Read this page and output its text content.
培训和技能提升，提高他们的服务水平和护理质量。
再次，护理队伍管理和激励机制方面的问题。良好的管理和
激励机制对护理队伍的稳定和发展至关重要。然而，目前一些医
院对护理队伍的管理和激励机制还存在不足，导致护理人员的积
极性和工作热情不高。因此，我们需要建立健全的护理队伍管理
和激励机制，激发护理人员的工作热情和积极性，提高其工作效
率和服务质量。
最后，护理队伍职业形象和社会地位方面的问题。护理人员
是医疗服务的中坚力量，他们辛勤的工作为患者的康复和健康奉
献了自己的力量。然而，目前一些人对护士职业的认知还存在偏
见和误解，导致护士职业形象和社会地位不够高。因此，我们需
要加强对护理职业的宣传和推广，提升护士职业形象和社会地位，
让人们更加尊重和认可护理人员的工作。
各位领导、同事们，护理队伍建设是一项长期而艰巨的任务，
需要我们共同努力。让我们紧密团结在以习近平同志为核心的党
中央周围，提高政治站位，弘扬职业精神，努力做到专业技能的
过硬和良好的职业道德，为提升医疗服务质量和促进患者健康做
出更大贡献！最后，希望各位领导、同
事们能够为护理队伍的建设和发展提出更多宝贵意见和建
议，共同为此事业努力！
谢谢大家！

------------------------------

*What you have to do:*
Write each line above out exactly.

*Answer to this exercise:*
Read this page and output its text content.
培训和技能提升，提高他们的服务水平和护理质量。
再次，护理队伍管理和激励机制方面的问题。良好的管理和
激励机制对护理队伍的稳定和发展至关重要。然而，目前一些医
院对护理队伍的管理和激励机制还存在不足，导致护理人员的积
极性和工作热情不高。因此，我们需要建立健全的护理队伍管理
和激励机制，激发护理人员的工作热情和积极性，提高其工作效
率和服务质量。
最后，护理队伍职业形象和社会地位方面的问题。护理人员
是医疗服务的中坚力量，他们辛勤的工作为患者的康复和健康奉
献了自己的力量。然而，目前一些人对护士职业的认知还存在偏
见和误解，导致护士职业形象和社会地位不够高。因此，我们需
要加强对护理职业的宣传和推广，提升护士职业形象和社会地位，
让人们更加尊重和认可护理人员的工作。
各位领导、同事们，护理队伍建设是一项长期而艰巨的任务，
需要我们共同努力。让我们紧密团结在以习近平同志为核心的党
中央周围，提高政治站位，弘扬职业精神，努力做到专业技能的
过硬和良好的职业道德，为提升医疗服务质量和促进患者健康做
出更大贡献！最后，希望各位领导、同
事们能够为护理队伍的建设和发展提出更多宝贵意见和建
议，共同为此事业努力！
谢谢大家！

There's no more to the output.